## What to work on
Each entry below must be repeated word for word.

(Data excerpts)
....................
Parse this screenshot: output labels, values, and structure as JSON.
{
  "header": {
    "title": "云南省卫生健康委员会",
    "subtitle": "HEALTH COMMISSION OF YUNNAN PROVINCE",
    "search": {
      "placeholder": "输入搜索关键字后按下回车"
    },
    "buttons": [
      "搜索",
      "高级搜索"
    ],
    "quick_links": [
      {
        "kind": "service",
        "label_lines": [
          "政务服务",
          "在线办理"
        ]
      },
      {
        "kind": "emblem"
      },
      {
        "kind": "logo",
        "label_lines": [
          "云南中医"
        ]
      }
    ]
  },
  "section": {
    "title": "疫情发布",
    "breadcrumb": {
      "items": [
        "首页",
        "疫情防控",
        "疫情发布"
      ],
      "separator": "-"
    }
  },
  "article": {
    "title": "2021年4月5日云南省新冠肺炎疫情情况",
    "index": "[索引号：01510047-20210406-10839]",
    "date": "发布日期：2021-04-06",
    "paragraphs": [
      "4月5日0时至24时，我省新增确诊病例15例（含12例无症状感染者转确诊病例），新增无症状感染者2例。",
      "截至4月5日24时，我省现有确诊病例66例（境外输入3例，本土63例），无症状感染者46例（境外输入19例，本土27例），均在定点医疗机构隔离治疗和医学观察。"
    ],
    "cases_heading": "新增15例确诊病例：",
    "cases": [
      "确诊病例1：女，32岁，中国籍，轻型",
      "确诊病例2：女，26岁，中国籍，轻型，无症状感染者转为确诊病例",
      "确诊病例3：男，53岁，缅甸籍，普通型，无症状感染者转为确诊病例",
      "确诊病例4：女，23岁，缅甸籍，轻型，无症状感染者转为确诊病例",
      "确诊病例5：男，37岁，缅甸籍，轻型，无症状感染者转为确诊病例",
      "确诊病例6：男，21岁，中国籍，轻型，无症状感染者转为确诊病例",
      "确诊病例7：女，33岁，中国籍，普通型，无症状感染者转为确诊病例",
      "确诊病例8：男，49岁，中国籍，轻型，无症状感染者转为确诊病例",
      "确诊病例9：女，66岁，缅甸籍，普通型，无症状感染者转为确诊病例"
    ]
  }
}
....................
## Solution
Parse this screenshot: output labels, values, and structure as JSON.
{
  "header": {
    "title": "云南省卫生健康委员会",
    "subtitle": "HEALTH COMMISSION OF YUNNAN PROVINCE",
    "search": {
      "placeholder": "输入搜索关键字后按下回车"
    },
    "buttons": [
      "搜索",
      "高级搜索"
    ],
    "quick_links": [
      {
        "kind": "service",
        "label_lines": [
          "政务服务",
          "在线办理"
        ]
      },
      {
        "kind": "emblem"
      },
      {
        "kind": "logo",
        "label_lines": [
          "云南中医"
        ]
      }
    ]
  },
  "section": {
    "title": "疫情发布",
    "breadcrumb": {
      "items": [
        "首页",
        "疫情防控",
        "疫情发布"
      ],
      "separator": "-"
    }
  },
  "article": {
    "title": "2021年4月5日云南省新冠肺炎疫情情况",
    "index": "[索引号：01510047-20210406-10839]",
    "date": "发布日期：2021-04-06",
    "paragraphs": [
      "4月5日0时至24时，我省新增确诊病例15例（含12例无症状感染者转确诊病例），新增无症状感染者2例。",
      "截至4月5日24时，我省现有确诊病例66例（境外输入3例，本土63例），无症状感染者46例（境外输入19例，本土27例），均在定点医疗机构隔离治疗和医学观察。"
    ],
    "cases_heading": "新增15例确诊病例：",
    "cases": [
      "确诊病例1：女，32岁，中国籍，轻型",
      "确诊病例2：女，26岁，中国籍，轻型，无症状感染者转为确诊病例",
      "确诊病例3：男，53岁，缅甸籍，普通型，无症状感染者转为确诊病例",
      "确诊病例4：女，23岁，缅甸籍，轻型，无症状感染者转为确诊病例",
      "确诊病例5：男，37岁，缅甸籍，轻型，无症状感染者转为确诊病例",
      "确诊病例6：男，21岁，中国籍，轻型，无症状感染者转为确诊病例",
      "确诊病例7：女，33岁，中国籍，普通型，无症状感染者转为确诊病例",
      "确诊病例8：男，49岁，中国籍，轻型，无症状感染者转为确诊病例",
      "确诊病例9：女，66岁，缅甸籍，普通型，无症状感染者转为确诊病例"
    ]
  }
}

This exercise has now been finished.